**EXERCISE BRIEF**.
Every entry needs to be printed exactly, please.

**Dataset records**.
○ ○ ○

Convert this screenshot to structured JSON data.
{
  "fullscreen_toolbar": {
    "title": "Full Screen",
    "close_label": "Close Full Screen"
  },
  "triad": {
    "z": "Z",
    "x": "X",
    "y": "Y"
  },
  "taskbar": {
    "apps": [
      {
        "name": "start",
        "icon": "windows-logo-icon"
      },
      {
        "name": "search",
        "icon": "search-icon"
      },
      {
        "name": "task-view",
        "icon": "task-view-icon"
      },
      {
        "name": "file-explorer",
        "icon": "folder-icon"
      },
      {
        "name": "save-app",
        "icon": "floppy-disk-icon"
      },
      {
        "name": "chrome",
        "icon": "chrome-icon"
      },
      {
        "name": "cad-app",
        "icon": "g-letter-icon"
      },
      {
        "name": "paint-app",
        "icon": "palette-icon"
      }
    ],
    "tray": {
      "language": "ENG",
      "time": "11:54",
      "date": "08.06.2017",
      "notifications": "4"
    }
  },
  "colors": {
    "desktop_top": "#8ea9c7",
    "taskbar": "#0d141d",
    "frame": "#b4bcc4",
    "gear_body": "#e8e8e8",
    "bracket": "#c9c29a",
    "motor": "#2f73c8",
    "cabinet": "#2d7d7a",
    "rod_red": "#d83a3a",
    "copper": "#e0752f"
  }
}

○ ○ ○

**SOLUTION FOR THIS PROBLEM**.
Convert this screenshot to structured JSON data.
{
  "fullscreen_toolbar": {
    "title": "Full Screen",
    "close_label": "Close Full Screen"
  },
  "triad": {
    "z": "Z",
    "x": "X",
    "y": "Y"
  },
  "taskbar": {
    "apps": [
      {
        "name": "start",
        "icon": "windows-logo-icon"
      },
      {
        "name": "search",
        "icon": "search-icon"
      },
      {
        "name": "task-view",
        "icon": "task-view-icon"
      },
      {
        "name": "file-explorer",
        "icon": "folder-icon"
      },
      {
        "name": "save-app",
        "icon": "floppy-disk-icon"
      },
      {
        "name": "chrome",
        "icon": "chrome-icon"
      },
      {
        "name": "cad-app",
        "icon": "g-letter-icon"
      },
      {
        "name": "paint-app",
        "icon": "palette-icon"
      }
    ],
    "tray": {
      "language": "ENG",
      "time": "11:54",
      "date": "08.06.2017",
      "notifications": "4"
    }
  },
  "colors": {
    "desktop_top": "#8ea9c7",
    "taskbar": "#0d141d",
    "frame": "#b4bcc4",
    "gear_body": "#e8e8e8",
    "bracket": "#c9c29a",
    "motor": "#2f73c8",
    "cabinet": "#2d7d7a",
    "rod_red": "#d83a3a",
    "copper": "#e0752f"
  }
}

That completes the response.